**Supplied data**
►

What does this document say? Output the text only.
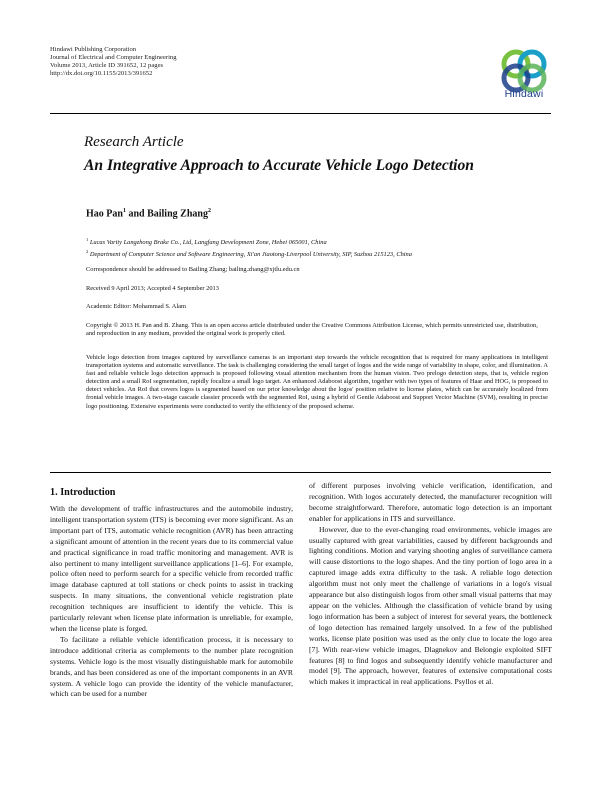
Hindawi Publishing Corporation
Journal of Electrical and Computer Engineering
Volume 2013, Article ID 391652, 12 pages
http://dx.doi.org/10.1155/2013/391652
Hindawi
Research Article
An Integrative Approach to Accurate Vehicle Logo Detection
Hao Pan$^1$ and Bailing Zhang$^2$
$^1$ Lucas Varity Langzhong Brake Co., Ltd, Langfang Development Zone, Hebei 065001, China
$^2$ Department of Computer Science and Software Engineering, Xi'an Jiaotong-Liverpool University, SIP, Suzhou 215123, China
Correspondence should be addressed to Bailing Zhang; bailing.zhang@xjtlu.edu.cn
Received 9 April 2013; Accepted 4 September 2013
Academic Editor: Mohammad S. Alam
Copyright © 2013 H. Pan and B. Zhang. This is an open access article distributed under the Creative Commons Attribution License, which permits unrestricted use, distribution, and reproduction in any medium, provided the original work is properly cited.
Vehicle logo detection from images captured by surveillance cameras is an important step towards the vehicle recognition that is required for many applications in intelligent transportation systems and automatic surveillance. The task is challenging considering the small target of logos and the wide range of variability in shape, color, and illumination. A fast and reliable vehicle logo detection approach is proposed following visual attention mechanism from the human vision. Two prelogo detection steps, that is, vehicle region detection and a small RoI segmentation, rapidly focalize a small logo target. An enhanced Adaboost algorithm, together with two types of features of Haar and HOG, is proposed to detect vehicles. An RoI that covers logos is segmented based on our prior knowledge about the logos' position relative to license plates, which can be accurately localized from frontal vehicle images. A two-stage cascade classier proceeds with the segmented RoI, using a hybrid of Gentle Adaboost and Support Vector Machine (SVM), resulting in precise logo positioning. Extensive experiments were conducted to verify the efficiency of the proposed scheme.
1. Introduction

With the development of traffic infrastructures and the automobile industry, intelligent transportation system (ITS) is becoming ever more significant. As an important part of ITS, automatic vehicle recognition (AVR) has been attracting a significant amount of attention in the recent years due to its commercial value and practical significance in road traffic monitoring and management. AVR is also pertinent to many intelligent surveillance applications [1–6]. For example, police often need to perform search for a specific vehicle from recorded traffic image database captured at toll stations or check points to assist in tracking suspects. In many situations, the conventional vehicle registration plate recognition techniques are insufficient to identify the vehicle. This is particularly relevant when license plate information is unreliable, for example, when the license plate is forged.

To facilitate a reliable vehicle identification process, it is necessary to introduce additional criteria as complements to the number plate recognition systems. Vehicle logo is the most visually distinguishable mark for automobile brands, and has been considered as one of the important components in an AVR system. A vehicle logo can provide the identity of the vehicle manufacturer, which can be used for a number

of different purposes involving vehicle verification, identification, and recognition. With logos accurately detected, the manufacturer recognition will become straightforward. Therefore, automatic logo detection is an important enabler for applications in ITS and surveillance.

However, due to the ever-changing road environments, vehicle images are usually captured with great variabilities, caused by different backgrounds and lighting conditions. Motion and varying shooting angles of surveillance camera will cause distortions to the logo shapes. And the tiny portion of logo area in a captured image adds extra difficulty to the task. A reliable logo detection algorithm must not only meet the challenge of variations in a logo's visual appearance but also distinguish logos from other small visual patterns that may appear on the vehicles. Although the classification of vehicle brand by using logo information has been a subject of interest for several years, the bottleneck of logo detection has remained largely unsolved. In a few of the published works, license plate position was used as the only clue to locate the logo area [7]. With rear-view vehicle images, Dlagnekov and Belongie exploited SIFT features [8] to find logos and subsequently identify vehicle manufacturer and model [9]. The approach, however, features of extensive computational costs which makes it impractical in real applications. Psyllos et al.
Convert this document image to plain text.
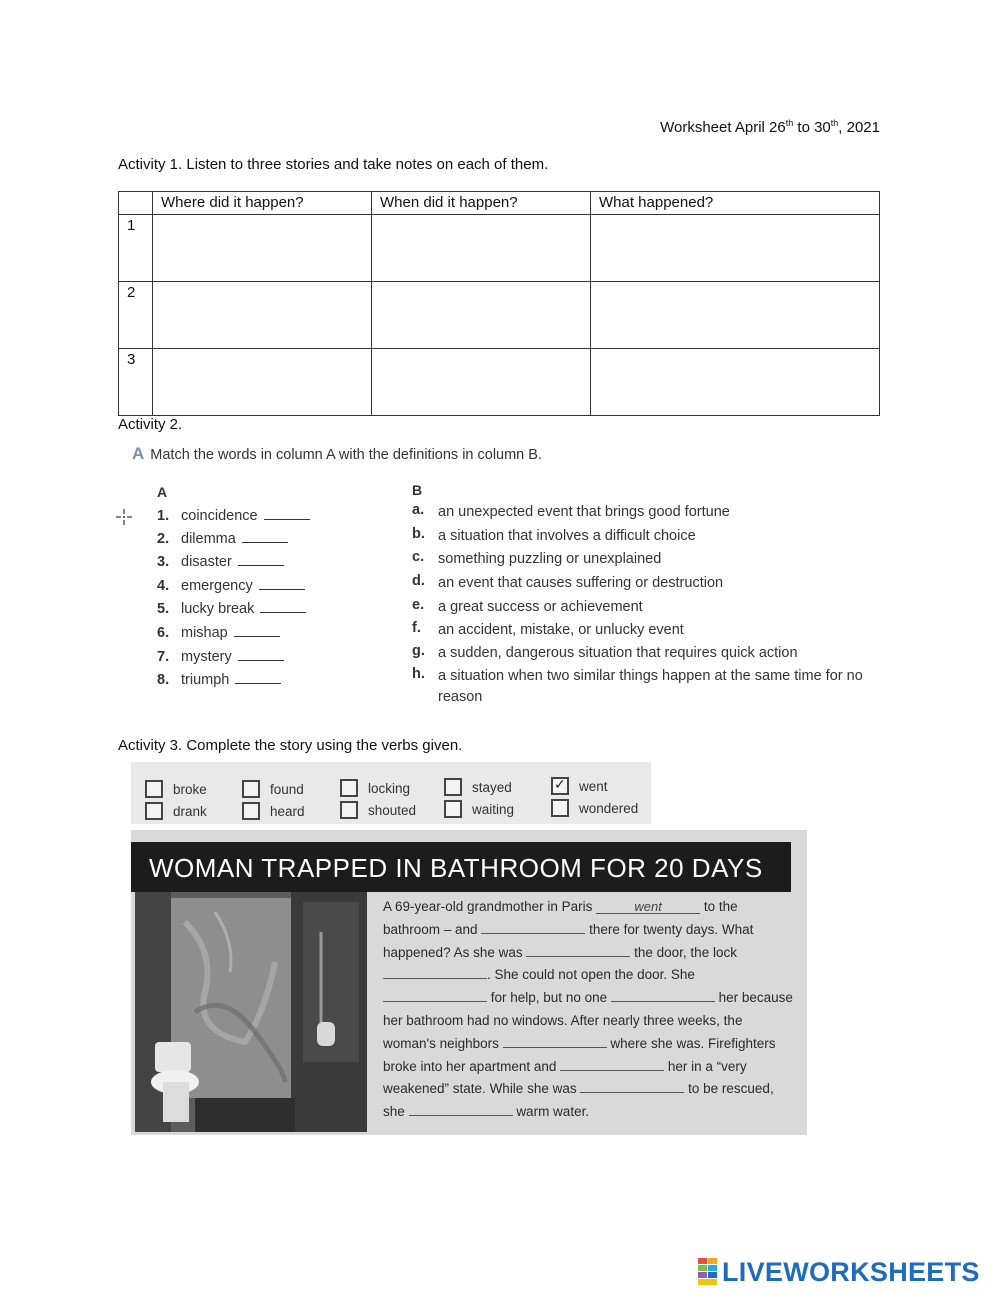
Worksheet April 26th to 30th, 2021
Activity 1. Listen to three stories and take notes on each of them.
	Where did it happen?	When did it happen?	What happened?
1			
2			
3			
Activity 2.
A Match the words in column A with the definitions in column B.
A	B
1. coincidence
2. dilemma
3. disaster
4. emergency
5. lucky break
6. mishap
7. mystery
8. triumph
a. an unexpected event that brings good fortune
b. a situation that involves a difficult choice
c. something puzzling or unexplained
d. an event that causes suffering or destruction
e. a great success or achievement
f. an accident, mistake, or unlucky event
g. a sudden, dangerous situation that requires quick action
h. a situation when two similar things happen at the same time for no reason
Activity 3. Complete the story using the verbs given.
broke	found	locking	stayed ✓	went
drank	heard	shouted	waiting	wondered
WOMAN TRAPPED IN BATHROOM FOR 20 DAYS
A 69-year-old grandmother in Paris	went	to the bathroom – and	there for twenty days. What happened? As she was	the door, the lock . She could not open the door. She  for help, but no one	her because her bathroom had no windows. After nearly three weeks, the woman's neighbors	where she was. Firefighters broke into her apartment and	her in a “very weakened” state. While she was	to be rescued, she	warm water.
LIVEWORKSHEETS
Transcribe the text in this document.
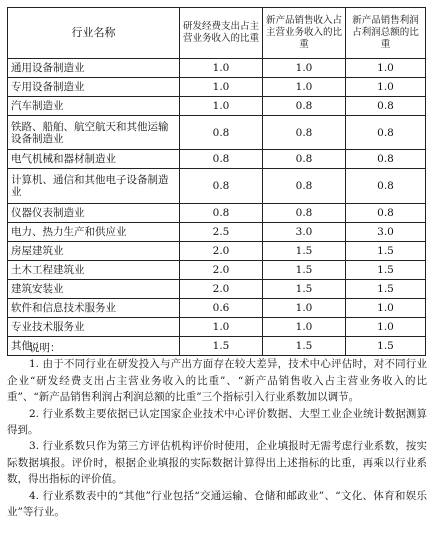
行业名称	研发经费支出占主营业务收入的比重	新产品销售收入占主营业务收入的比重	新产品销售利润占利润总额的比重
通用设备制造业	1.0	1.0	1.0
专用设备制造业	1.0	1.0	1.0
汽车制造业	1.0	0.8	0.8
铁路、船舶、航空航天和其他运输设备制造业	0.8	0.8	0.8
电气机械和器材制造业	0.8	0.8	0.8
计算机、通信和其他电子设备制造业	0.8	0.8	0.8
仪器仪表制造业	0.8	0.8	0.8
电力、热力生产和供应业	2.5	3.0	3.0
房屋建筑业	2.0	1.5	1.5
土木工程建筑业	2.0	1.5	1.5
建筑安装业	2.0	1.5	1.5
软件和信息技术服务业	0.6	1.0	1.0
专业技术服务业	1.0	1.0	1.0
其他	1.5	1.5	1.5
说明：

1. 由于不同行业在研发投入与产出方面存在较大差异，技术中心评估时，对不同行业企业“研发经费支出占主营业务收入的比重”、“新产品销售收入占主营业务收入的比重”、“新产品销售利润占利润总额的比重”三个指标引入行业系数加以调节。

2. 行业系数主要依据已认定国家企业技术中心评价数据、大型工业企业统计数据测算得到。

3. 行业系数只作为第三方评估机构评价时使用，企业填报时无需考虑行业系数，按实际数据填报。评价时，根据企业填报的实际数据计算得出上述指标的比重，再乘以行业系数，得出指标的评价值。

4. 行业系数表中的“其他”行业包括“交通运输、仓储和邮政业”、“文化、体育和娱乐业”等行业。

◄

Show each line holding the word "新产品销售利润占利润总额的比重".

行业名称	研发经费支出占主营业务收入的比重	新产品销售收入占主营业务收入的比重	新产品销售利润占利润总额的比重
1. 由于不同行业在研发投入与产出方面存在较大差异，技术中心评估时，对不同行业企业“研发经费支出占主营业务收入的比重”、“新产品销售收入占主营业务收入的比重”、“新产品销售利润占利润总额的比重”三个指标引入行业系数加以调节。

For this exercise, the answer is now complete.